TASK REQUIREMENTS = In the listing below, locate the line containing "Parse this screenshot: output"; reproduce that line and all lines that follow it, unchanged.

RECORDS SUPPLIED =
----

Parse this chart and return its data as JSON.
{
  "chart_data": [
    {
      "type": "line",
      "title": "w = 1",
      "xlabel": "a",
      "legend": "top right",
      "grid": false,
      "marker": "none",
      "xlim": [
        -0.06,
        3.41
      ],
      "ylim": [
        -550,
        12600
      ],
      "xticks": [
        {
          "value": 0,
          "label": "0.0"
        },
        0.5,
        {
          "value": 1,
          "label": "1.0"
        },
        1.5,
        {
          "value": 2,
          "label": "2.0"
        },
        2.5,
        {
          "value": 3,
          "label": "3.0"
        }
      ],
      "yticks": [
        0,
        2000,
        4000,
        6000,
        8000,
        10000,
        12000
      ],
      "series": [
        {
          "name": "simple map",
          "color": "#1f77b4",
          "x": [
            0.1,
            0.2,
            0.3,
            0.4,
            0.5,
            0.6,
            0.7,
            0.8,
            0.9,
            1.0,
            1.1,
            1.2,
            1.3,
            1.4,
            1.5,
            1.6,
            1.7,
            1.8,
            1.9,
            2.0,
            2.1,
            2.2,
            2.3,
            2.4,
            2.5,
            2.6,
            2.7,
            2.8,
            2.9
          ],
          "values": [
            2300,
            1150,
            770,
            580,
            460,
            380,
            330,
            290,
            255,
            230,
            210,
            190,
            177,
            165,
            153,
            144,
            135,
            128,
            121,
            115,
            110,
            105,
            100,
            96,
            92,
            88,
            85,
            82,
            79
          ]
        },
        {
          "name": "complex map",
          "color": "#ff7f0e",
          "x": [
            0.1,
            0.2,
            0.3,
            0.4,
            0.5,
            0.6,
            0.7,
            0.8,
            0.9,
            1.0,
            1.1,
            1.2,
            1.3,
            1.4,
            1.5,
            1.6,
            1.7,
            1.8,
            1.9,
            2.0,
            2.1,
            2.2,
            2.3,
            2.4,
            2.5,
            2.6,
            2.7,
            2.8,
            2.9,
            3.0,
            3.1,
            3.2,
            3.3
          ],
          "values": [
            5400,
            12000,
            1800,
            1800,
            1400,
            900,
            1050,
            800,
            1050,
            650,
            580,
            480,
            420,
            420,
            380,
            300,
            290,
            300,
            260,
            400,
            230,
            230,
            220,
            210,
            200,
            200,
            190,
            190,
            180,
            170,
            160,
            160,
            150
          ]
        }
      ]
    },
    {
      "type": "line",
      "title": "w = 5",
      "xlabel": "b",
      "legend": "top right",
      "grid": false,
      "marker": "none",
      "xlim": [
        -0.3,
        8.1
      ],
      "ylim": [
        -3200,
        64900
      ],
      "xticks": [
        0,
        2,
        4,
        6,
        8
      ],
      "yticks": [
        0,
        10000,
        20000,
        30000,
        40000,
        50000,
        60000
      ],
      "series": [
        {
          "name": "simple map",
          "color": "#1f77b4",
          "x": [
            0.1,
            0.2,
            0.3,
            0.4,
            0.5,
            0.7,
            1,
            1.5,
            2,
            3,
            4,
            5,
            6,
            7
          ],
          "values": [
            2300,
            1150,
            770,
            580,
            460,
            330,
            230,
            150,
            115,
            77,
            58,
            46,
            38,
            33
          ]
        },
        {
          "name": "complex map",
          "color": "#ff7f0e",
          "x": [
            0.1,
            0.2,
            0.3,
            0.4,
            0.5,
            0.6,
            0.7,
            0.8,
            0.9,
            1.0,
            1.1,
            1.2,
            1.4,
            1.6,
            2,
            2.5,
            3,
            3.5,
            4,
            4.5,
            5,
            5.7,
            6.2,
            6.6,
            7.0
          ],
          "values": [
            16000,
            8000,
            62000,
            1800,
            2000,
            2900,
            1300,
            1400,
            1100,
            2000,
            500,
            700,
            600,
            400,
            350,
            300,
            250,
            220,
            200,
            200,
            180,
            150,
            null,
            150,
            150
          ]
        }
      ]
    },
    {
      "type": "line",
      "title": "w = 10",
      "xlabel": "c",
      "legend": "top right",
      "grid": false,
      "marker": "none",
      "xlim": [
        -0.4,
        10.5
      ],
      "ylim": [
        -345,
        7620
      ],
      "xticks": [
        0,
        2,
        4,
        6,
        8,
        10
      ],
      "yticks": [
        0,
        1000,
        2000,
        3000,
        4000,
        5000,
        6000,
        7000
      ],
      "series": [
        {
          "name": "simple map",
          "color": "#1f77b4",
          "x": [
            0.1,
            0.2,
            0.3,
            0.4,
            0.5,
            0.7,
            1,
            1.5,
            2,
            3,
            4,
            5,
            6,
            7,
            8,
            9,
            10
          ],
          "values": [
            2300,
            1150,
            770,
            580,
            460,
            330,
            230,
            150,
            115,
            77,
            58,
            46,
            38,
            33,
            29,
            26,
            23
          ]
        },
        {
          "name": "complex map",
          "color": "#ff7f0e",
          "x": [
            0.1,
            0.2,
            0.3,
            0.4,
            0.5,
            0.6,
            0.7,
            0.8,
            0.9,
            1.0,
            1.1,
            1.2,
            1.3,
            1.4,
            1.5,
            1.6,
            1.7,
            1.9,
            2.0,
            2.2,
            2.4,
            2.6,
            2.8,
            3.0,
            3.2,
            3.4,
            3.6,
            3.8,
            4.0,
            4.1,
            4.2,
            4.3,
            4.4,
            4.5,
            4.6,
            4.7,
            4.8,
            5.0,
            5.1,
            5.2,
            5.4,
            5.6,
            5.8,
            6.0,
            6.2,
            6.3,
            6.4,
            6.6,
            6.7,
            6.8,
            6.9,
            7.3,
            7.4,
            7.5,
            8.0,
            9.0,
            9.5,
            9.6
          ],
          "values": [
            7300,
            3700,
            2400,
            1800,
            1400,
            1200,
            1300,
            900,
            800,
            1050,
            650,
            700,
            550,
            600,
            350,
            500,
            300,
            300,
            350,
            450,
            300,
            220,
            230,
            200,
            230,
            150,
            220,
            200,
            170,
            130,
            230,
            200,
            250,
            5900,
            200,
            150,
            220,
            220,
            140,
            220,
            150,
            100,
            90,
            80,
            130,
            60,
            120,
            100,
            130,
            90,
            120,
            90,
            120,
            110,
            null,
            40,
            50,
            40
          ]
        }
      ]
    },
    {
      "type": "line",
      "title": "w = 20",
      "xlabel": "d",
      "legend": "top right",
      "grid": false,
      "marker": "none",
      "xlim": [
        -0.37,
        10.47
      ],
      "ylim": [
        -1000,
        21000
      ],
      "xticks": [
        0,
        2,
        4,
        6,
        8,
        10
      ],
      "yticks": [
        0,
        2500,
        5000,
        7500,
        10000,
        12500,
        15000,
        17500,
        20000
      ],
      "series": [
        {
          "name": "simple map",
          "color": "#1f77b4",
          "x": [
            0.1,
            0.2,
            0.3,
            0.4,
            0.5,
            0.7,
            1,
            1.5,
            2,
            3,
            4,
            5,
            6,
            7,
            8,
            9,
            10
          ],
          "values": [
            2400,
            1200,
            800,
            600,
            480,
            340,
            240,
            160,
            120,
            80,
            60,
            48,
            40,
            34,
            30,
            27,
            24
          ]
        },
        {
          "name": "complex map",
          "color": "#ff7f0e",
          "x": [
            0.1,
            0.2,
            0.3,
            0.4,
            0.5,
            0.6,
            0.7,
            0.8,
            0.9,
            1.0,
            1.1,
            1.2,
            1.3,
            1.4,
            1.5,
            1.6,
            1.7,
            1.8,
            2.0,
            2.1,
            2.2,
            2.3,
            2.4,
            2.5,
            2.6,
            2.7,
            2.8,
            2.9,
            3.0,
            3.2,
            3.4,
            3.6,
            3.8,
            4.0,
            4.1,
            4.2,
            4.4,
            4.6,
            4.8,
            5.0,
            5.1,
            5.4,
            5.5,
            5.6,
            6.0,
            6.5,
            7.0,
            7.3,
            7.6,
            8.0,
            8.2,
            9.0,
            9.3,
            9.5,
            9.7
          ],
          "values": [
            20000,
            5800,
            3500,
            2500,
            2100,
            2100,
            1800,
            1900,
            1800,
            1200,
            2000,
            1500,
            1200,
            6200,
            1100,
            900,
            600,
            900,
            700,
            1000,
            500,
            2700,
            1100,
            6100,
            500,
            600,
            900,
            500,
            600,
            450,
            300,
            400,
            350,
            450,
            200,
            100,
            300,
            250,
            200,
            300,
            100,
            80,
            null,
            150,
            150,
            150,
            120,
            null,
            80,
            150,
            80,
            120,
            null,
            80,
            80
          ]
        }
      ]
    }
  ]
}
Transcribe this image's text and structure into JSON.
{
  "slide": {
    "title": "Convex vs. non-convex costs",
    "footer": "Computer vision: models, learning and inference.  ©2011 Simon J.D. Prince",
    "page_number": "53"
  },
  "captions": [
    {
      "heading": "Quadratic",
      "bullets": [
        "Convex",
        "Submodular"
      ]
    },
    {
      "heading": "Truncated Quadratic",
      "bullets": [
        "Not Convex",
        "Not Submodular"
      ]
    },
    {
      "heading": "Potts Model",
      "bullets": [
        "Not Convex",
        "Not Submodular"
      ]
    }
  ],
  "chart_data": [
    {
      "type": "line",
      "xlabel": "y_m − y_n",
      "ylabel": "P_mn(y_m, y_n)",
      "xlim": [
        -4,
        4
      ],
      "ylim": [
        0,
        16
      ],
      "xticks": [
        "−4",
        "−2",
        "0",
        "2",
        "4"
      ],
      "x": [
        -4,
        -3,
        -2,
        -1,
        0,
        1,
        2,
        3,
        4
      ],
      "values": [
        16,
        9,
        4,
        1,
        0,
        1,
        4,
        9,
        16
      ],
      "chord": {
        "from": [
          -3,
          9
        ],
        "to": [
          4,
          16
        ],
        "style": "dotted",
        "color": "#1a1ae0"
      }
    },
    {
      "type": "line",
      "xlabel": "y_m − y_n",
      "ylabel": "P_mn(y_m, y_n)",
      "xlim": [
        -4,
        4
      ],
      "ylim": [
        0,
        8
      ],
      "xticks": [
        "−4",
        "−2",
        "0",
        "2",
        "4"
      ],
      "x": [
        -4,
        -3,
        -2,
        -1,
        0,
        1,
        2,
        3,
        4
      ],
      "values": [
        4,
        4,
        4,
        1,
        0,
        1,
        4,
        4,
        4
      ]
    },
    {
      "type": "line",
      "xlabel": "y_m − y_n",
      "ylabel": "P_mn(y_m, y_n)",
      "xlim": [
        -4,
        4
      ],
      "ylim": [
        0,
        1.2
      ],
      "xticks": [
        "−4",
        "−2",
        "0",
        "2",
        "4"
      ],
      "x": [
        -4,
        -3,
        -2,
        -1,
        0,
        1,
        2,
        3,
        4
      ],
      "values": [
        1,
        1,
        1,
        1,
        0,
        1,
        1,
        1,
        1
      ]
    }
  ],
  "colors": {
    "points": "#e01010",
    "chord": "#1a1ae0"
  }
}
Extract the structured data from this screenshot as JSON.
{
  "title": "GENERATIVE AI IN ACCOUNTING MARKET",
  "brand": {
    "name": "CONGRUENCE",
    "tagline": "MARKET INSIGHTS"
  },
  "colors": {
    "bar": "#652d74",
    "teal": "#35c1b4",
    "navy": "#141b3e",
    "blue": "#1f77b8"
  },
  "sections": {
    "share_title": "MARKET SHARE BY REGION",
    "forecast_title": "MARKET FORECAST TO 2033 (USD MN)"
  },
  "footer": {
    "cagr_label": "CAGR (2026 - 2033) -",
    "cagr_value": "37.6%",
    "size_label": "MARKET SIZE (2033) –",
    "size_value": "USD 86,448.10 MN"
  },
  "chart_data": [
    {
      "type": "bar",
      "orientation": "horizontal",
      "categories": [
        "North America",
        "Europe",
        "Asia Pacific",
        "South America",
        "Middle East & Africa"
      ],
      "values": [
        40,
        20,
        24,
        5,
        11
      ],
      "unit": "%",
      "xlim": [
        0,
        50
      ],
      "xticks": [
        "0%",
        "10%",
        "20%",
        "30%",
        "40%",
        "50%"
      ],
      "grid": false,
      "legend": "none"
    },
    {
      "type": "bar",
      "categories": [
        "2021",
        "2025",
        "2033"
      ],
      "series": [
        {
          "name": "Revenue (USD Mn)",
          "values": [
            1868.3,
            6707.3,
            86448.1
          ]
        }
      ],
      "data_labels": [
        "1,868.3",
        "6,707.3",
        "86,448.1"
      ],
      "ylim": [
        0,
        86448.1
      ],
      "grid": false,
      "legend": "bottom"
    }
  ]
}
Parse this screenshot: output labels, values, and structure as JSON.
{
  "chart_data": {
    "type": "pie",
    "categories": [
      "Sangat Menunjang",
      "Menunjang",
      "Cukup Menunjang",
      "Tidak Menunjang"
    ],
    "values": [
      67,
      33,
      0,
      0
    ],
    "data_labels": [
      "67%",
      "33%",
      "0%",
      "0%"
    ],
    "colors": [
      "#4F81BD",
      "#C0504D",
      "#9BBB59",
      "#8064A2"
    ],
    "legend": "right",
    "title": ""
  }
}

----

WRITTEN SOLUTION =
Parse this screenshot: output labels, values, and structure as JSON.
{
  "chart_data": {
    "type": "pie",
    "categories": [
      "Sangat Menunjang",
      "Menunjang",
      "Cukup Menunjang",
      "Tidak Menunjang"
    ],
    "values": [
      67,
      33,
      0,
      0
    ],
    "data_labels": [
      "67%",
      "33%",
      "0%",
      "0%"
    ],
    "colors": [
      "#4F81BD",
      "#C0504D",
      "#9BBB59",
      "#8064A2"
    ],
    "legend": "right",
    "title": ""
  }
}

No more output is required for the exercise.